- **Task description**:
Filter the listing below, copying every line in which the word "JSON" appears.

_ _ _ _

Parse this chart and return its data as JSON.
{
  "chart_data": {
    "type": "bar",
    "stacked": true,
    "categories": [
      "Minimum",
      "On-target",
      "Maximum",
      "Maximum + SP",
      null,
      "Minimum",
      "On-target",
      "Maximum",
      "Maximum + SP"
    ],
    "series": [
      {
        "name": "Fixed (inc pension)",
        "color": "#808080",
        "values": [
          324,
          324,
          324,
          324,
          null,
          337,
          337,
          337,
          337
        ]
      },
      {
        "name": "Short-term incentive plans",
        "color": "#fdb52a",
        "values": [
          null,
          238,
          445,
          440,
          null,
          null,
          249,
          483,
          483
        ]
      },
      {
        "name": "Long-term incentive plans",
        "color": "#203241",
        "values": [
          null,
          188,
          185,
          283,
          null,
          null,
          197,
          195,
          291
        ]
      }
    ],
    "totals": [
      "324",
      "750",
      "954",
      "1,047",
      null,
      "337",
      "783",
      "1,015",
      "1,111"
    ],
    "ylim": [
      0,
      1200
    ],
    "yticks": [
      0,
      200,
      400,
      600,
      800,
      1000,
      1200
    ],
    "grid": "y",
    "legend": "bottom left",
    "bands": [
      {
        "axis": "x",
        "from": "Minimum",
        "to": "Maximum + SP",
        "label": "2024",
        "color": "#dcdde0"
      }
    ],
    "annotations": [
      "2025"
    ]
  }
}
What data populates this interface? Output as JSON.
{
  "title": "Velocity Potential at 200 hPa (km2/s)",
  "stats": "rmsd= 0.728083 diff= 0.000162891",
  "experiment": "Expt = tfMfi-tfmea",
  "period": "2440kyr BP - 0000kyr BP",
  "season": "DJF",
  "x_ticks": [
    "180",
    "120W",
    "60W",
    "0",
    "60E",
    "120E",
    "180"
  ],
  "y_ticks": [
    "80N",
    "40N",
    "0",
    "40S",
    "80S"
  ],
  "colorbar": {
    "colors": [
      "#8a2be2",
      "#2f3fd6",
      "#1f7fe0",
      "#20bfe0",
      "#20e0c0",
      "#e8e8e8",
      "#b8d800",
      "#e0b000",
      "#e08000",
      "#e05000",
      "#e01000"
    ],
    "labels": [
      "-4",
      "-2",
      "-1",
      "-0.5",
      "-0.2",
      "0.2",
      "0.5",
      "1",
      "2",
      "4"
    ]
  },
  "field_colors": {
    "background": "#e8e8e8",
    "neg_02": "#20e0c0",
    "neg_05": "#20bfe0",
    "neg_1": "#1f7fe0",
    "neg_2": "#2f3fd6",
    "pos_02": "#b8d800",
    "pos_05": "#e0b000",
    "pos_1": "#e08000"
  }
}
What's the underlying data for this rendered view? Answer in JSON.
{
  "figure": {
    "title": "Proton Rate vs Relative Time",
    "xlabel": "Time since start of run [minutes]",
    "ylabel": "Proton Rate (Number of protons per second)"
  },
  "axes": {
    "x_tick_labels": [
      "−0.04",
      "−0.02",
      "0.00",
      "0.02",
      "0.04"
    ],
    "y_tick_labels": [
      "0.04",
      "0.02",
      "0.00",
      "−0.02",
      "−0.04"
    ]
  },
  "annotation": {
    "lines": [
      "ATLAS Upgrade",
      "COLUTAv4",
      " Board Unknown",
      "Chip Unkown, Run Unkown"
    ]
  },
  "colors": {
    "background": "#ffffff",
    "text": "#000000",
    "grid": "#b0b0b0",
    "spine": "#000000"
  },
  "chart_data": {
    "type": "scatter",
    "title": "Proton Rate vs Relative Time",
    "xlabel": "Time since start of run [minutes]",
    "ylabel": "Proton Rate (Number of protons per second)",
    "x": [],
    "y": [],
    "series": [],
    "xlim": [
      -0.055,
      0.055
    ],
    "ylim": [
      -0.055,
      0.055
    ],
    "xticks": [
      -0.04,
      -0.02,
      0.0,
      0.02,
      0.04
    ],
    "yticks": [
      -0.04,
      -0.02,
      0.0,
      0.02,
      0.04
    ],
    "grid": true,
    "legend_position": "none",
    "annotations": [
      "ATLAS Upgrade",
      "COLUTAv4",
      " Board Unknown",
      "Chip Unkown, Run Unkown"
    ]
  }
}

_ _ _ _

- **Written reply**:
Parse this chart and return its data as JSON.
What data populates this interface? Output as JSON.
What's the underlying data for this rendered view? Answer in JSON.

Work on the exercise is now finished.